-- begin EXERCISE INPUTS --

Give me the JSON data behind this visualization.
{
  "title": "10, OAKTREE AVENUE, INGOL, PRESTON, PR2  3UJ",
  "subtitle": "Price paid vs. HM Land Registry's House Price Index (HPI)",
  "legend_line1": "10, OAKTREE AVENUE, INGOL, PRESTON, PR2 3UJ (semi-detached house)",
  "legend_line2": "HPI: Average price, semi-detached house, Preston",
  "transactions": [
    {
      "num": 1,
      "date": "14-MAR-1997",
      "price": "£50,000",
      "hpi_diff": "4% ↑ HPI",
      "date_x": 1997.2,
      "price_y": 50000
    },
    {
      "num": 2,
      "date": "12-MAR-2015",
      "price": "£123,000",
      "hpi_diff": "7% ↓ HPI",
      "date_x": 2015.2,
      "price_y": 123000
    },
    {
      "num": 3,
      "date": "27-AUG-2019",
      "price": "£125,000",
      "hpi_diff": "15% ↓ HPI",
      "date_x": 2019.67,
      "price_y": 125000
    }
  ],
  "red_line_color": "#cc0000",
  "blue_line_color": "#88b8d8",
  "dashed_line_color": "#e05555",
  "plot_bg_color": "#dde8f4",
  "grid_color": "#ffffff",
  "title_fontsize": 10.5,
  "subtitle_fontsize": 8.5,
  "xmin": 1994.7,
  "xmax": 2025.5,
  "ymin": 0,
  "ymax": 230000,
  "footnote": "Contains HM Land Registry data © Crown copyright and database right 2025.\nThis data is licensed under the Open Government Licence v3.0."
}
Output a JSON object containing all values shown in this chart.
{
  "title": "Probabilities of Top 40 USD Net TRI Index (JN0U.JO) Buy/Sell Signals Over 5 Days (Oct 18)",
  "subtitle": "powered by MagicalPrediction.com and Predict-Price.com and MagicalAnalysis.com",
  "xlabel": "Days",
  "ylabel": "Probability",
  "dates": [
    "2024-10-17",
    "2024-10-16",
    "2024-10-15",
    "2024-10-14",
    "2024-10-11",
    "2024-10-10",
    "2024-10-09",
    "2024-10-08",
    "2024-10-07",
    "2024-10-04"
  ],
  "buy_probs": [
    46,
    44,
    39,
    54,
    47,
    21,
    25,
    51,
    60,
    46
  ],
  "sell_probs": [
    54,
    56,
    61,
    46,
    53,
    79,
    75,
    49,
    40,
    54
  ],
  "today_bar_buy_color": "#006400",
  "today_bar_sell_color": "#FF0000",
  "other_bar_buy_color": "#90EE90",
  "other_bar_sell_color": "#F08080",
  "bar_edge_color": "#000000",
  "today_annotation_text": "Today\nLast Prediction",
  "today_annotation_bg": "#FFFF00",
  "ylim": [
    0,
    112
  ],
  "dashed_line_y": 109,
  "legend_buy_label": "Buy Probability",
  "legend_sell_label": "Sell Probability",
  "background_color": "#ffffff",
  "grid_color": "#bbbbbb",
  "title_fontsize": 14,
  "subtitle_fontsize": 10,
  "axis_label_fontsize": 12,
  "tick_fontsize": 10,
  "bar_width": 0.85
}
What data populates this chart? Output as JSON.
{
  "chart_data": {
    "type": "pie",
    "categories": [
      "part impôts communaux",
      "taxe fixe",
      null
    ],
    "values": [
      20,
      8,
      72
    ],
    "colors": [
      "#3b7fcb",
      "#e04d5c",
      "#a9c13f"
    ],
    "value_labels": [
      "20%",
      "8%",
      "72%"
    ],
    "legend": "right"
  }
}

-- end EXERCISE INPUTS --

* [STATED TASK]:
Quote only the lines from the line containing "What data populates" through the end of the listing, please, keeping both the first and the last line.

* [COMPLETED TASK]:
What data populates this chart? Output as JSON.
{
  "chart_data": {
    "type": "pie",
    "categories": [
      "part impôts communaux",
      "taxe fixe",
      null
    ],
    "values": [
      20,
      8,
      72
    ],
    "colors": [
      "#3b7fcb",
      "#e04d5c",
      "#a9c13f"
    ],
    "value_labels": [
      "20%",
      "8%",
      "72%"
    ],
    "legend": "right"
  }
}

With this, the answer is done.